Required task:
Select and reproduce each line of the listing below that bears the string "JSON".

Record excerpts:
-- START --

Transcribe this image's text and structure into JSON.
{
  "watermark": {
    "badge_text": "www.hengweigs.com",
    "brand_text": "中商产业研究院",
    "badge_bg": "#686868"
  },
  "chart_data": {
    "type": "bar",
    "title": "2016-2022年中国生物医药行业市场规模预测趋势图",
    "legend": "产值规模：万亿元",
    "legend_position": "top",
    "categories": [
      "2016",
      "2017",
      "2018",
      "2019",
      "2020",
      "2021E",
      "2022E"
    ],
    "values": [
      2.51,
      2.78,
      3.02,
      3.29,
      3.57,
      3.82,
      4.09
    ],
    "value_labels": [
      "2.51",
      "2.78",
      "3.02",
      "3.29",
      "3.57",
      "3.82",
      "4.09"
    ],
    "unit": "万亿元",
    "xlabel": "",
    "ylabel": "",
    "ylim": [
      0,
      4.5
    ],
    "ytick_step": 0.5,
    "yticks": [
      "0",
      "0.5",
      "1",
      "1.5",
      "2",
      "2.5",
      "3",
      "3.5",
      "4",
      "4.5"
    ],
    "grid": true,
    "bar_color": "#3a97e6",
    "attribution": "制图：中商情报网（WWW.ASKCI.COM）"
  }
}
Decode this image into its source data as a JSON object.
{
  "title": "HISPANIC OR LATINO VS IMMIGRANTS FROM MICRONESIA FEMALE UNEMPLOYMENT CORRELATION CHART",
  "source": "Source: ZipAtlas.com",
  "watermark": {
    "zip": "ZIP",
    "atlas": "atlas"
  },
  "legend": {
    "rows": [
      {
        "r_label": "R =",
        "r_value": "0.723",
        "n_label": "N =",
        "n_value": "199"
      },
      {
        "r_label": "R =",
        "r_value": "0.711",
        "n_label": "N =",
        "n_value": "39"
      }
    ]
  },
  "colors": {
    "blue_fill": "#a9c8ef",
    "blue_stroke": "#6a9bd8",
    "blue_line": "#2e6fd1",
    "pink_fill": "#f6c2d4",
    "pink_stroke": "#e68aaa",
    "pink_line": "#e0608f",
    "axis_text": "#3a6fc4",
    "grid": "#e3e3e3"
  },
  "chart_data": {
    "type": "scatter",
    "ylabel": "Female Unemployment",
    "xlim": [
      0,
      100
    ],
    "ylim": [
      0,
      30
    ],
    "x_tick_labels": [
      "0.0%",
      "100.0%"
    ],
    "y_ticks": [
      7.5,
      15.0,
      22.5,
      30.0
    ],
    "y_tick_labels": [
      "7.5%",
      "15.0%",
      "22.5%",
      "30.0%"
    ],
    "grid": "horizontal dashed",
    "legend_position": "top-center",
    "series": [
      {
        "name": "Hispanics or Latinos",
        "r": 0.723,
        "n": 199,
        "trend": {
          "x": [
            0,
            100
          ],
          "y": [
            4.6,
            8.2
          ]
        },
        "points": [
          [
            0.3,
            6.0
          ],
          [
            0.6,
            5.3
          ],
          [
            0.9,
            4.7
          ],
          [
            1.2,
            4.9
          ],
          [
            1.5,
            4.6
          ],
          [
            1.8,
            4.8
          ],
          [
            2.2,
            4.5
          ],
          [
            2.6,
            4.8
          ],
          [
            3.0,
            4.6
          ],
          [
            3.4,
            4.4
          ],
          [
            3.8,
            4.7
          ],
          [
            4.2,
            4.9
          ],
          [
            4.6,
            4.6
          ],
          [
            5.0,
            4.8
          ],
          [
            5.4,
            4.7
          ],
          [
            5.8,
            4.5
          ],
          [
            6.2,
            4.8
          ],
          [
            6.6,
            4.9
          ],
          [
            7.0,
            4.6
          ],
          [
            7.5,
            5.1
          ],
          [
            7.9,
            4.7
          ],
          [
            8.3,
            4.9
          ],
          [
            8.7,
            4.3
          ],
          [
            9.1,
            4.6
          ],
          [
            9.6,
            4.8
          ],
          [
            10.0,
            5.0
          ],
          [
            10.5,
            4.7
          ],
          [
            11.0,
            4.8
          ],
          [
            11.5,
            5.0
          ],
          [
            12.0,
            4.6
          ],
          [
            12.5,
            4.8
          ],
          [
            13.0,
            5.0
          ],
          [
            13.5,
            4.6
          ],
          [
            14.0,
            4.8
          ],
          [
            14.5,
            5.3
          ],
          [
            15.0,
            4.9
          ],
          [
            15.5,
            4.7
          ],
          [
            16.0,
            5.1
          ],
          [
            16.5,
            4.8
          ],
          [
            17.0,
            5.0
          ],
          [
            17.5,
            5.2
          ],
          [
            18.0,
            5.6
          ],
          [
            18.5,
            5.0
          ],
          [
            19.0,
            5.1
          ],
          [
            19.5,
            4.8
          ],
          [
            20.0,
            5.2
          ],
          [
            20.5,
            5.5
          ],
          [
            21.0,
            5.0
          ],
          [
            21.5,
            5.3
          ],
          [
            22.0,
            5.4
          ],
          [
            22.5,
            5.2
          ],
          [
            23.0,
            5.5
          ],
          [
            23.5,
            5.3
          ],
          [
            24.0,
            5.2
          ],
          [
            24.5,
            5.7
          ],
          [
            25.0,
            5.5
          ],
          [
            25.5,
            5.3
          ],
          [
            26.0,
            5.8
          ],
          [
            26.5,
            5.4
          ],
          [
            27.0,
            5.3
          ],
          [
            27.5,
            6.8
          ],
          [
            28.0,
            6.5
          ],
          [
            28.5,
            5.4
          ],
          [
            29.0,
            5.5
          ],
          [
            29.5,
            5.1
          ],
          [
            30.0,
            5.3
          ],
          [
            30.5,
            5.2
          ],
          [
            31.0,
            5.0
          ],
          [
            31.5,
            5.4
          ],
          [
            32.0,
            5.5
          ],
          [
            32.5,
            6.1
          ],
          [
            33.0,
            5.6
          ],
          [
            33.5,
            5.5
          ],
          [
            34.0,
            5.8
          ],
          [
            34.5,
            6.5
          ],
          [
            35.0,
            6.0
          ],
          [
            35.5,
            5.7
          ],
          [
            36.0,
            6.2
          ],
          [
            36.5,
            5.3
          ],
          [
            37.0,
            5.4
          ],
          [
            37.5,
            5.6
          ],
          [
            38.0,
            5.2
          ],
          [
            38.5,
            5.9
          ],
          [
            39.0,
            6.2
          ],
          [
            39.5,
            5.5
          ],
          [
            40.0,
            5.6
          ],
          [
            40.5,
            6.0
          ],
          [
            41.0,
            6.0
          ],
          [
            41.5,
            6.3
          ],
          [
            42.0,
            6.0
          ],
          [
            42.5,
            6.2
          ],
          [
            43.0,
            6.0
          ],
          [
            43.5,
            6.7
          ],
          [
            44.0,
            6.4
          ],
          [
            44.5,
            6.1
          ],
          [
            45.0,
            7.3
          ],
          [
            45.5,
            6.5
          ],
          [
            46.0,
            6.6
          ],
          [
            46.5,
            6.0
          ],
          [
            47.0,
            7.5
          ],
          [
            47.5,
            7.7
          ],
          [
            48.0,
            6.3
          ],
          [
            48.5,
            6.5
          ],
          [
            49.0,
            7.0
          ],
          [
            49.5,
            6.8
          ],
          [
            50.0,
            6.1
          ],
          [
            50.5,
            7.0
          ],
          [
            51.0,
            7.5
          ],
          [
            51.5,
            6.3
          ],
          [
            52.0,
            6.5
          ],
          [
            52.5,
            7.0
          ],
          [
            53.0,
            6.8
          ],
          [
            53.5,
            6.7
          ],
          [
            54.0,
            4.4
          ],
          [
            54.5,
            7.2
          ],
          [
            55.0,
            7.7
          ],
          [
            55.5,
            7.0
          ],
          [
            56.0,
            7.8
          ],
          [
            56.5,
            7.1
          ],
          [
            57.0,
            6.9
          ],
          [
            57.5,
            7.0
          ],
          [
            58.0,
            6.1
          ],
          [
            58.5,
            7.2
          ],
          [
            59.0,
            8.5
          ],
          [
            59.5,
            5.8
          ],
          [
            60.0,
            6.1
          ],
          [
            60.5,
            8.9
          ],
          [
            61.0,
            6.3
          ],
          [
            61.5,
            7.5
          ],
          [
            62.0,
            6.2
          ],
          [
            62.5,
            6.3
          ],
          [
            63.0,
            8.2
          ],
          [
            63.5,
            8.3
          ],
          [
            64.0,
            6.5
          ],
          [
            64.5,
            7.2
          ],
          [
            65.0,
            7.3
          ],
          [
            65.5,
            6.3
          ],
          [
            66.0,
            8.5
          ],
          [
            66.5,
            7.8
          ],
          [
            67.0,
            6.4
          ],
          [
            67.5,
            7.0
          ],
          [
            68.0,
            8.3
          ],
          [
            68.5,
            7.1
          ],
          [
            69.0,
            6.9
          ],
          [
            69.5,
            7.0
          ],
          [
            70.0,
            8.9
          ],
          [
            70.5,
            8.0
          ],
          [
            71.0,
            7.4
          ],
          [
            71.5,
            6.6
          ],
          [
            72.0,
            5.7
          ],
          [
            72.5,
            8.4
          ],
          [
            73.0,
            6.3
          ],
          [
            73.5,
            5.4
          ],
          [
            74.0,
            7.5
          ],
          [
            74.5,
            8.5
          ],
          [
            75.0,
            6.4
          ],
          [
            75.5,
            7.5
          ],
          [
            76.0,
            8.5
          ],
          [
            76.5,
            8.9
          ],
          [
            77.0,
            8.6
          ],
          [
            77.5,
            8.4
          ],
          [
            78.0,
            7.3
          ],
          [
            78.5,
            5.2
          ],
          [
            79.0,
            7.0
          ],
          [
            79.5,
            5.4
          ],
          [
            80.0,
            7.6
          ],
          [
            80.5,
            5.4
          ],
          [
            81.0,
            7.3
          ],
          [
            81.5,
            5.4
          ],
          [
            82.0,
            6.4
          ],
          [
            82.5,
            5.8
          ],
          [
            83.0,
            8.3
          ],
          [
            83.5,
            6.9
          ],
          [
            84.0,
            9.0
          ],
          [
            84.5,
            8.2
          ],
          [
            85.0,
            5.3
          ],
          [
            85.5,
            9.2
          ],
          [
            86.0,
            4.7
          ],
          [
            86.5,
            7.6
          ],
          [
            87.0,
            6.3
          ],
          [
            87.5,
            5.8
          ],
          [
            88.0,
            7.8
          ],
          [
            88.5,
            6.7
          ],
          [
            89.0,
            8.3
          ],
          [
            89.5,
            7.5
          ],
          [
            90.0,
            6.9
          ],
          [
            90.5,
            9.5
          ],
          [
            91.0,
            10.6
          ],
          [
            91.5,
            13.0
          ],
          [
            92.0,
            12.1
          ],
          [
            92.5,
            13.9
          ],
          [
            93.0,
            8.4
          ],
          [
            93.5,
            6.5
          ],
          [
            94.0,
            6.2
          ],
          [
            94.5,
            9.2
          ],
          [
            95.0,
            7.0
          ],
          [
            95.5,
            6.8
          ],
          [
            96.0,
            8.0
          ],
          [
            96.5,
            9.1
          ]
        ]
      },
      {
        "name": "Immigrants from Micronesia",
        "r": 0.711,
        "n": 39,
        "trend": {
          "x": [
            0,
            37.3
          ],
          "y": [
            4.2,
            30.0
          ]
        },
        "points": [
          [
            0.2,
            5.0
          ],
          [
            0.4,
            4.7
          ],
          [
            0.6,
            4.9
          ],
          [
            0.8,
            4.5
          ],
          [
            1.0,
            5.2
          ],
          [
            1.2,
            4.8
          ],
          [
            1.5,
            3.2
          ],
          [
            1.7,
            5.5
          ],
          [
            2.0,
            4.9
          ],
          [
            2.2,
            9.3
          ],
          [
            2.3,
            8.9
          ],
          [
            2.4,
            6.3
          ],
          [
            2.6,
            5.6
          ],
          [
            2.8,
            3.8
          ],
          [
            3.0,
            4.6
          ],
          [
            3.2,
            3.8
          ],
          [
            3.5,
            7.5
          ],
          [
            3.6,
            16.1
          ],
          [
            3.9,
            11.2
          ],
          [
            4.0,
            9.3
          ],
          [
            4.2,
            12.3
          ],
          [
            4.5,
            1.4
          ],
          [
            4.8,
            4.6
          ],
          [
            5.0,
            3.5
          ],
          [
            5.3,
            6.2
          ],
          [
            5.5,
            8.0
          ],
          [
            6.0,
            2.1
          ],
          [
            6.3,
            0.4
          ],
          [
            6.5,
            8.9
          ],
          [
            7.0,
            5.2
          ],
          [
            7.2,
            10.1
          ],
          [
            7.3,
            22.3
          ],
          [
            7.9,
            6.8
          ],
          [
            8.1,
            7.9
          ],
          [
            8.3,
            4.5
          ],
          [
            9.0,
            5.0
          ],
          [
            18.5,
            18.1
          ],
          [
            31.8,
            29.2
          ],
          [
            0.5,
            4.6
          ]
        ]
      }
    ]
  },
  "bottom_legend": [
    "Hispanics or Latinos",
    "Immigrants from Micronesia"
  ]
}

-- END --

Solution for this problem:
Transcribe this image's text and structure into JSON.
Decode this image into its source data as a JSON object.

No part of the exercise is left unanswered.